Exercise directions —
Each line in the entries below that holds the string "Whole" is to be listed.

The data —
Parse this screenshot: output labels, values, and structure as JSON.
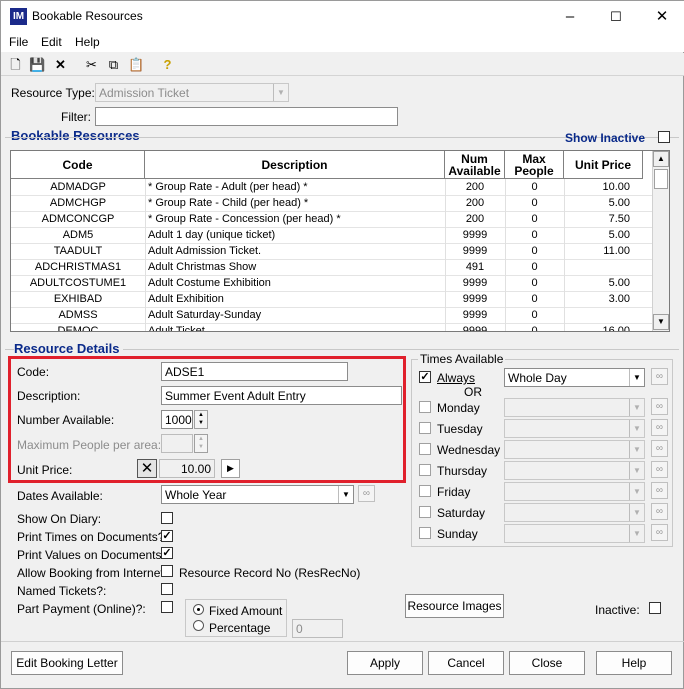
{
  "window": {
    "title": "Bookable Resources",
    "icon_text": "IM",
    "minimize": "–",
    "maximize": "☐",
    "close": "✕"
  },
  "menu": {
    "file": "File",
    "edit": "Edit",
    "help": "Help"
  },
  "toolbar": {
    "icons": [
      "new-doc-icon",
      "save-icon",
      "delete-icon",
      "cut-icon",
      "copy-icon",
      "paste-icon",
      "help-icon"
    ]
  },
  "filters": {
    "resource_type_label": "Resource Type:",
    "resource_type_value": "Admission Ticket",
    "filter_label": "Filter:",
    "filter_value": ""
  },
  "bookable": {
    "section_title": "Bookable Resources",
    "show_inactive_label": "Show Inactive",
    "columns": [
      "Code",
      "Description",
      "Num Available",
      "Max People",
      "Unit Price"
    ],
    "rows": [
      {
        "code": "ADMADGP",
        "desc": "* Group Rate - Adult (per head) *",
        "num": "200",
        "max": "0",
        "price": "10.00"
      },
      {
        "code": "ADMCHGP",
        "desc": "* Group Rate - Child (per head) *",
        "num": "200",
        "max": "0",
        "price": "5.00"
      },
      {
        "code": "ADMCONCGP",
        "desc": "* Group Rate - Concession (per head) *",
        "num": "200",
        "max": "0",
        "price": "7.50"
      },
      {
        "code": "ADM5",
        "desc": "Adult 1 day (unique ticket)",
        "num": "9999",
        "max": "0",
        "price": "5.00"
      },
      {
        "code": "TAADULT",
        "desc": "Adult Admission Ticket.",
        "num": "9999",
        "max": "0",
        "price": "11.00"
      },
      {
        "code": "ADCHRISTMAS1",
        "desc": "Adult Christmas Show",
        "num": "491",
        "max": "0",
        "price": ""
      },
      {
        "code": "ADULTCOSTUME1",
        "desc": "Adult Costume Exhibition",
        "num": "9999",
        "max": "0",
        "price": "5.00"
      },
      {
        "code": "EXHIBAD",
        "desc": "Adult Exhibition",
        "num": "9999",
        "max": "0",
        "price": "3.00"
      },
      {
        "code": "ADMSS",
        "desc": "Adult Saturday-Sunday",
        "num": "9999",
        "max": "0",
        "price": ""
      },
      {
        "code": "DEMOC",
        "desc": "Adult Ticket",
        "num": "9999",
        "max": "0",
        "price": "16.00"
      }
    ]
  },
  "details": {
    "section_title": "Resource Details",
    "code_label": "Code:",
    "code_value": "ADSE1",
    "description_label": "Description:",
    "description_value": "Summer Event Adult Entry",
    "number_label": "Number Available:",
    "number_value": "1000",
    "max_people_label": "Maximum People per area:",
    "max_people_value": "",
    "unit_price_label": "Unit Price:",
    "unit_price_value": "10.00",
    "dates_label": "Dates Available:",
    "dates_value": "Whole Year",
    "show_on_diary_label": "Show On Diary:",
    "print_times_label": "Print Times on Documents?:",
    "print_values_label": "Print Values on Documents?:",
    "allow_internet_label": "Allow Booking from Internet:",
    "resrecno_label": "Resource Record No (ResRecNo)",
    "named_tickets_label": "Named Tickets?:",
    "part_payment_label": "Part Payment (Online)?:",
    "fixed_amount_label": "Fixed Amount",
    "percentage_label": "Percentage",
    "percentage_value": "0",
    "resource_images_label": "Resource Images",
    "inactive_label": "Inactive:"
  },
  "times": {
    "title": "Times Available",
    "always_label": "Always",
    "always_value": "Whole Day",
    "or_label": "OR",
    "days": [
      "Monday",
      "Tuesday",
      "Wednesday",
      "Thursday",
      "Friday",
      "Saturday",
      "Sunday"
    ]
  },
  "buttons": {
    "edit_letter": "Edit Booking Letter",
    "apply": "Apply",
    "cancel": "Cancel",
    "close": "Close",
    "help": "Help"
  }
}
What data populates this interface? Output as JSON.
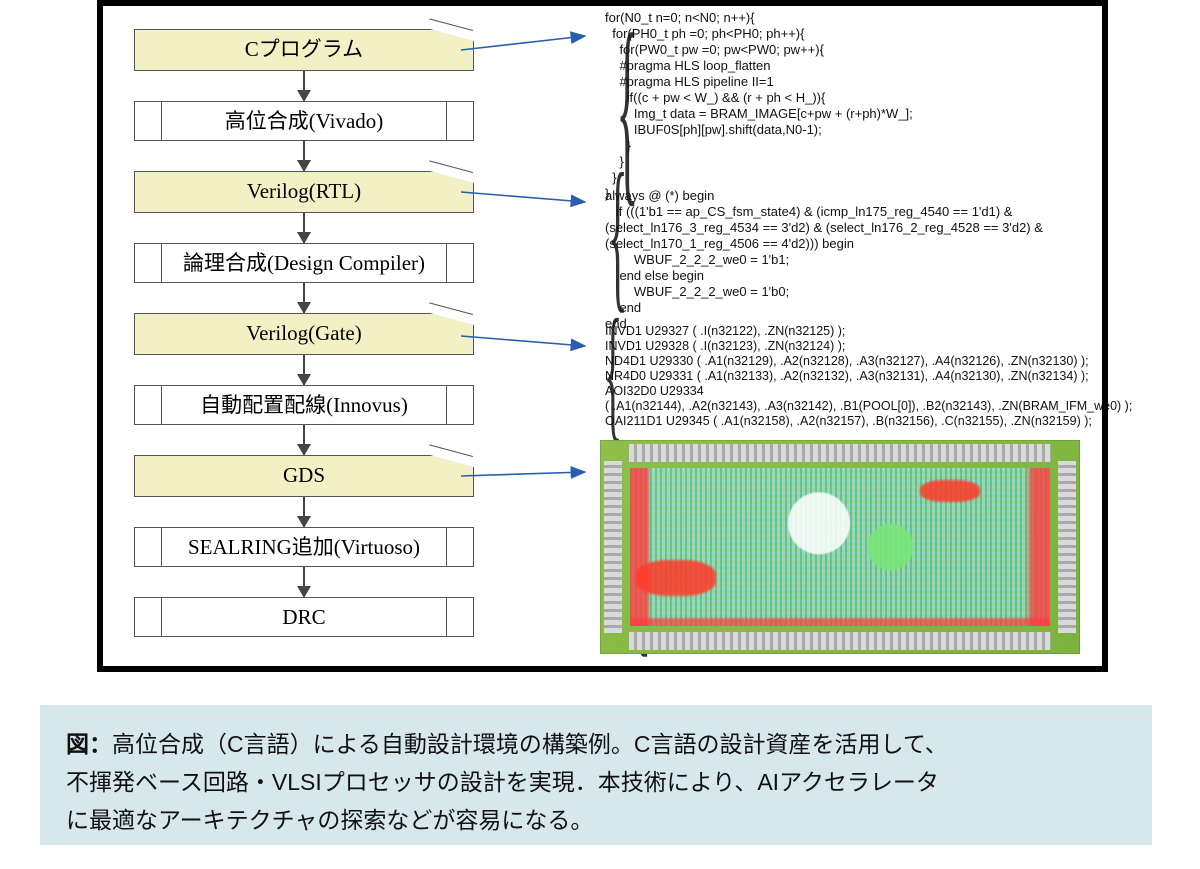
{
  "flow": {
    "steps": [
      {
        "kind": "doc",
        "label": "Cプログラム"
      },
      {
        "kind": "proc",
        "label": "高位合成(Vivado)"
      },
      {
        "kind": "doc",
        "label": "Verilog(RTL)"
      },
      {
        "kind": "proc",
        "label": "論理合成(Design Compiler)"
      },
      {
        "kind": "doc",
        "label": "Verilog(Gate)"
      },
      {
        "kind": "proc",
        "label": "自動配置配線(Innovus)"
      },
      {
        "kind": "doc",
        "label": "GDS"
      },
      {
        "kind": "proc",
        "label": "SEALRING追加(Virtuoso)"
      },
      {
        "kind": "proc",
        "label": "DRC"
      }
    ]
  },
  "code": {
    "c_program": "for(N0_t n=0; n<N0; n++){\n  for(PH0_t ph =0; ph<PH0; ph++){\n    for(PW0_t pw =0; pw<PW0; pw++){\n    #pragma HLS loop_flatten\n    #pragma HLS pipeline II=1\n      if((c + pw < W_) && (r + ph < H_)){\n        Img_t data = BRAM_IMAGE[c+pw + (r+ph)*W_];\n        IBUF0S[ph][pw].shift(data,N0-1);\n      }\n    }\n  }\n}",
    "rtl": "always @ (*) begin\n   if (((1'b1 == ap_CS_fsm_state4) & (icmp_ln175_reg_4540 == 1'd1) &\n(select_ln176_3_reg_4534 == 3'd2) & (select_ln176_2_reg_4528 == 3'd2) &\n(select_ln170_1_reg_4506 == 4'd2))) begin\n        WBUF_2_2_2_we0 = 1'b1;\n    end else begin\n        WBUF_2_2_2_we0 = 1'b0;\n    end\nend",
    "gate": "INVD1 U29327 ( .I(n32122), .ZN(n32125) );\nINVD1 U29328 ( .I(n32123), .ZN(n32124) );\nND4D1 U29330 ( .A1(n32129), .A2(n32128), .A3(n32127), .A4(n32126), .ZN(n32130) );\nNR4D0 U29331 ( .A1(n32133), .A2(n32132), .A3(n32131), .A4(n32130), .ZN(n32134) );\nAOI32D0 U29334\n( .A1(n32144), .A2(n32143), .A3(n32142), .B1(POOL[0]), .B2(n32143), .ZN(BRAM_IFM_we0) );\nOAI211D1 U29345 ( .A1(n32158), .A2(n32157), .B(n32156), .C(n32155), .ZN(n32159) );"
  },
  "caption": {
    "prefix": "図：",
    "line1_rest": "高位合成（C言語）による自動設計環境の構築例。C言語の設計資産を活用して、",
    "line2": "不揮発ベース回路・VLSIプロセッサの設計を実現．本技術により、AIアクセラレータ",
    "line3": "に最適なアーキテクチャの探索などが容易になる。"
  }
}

Answer in full —
    "dates_value": "Whole Year",
    "always_value": "Whole Day",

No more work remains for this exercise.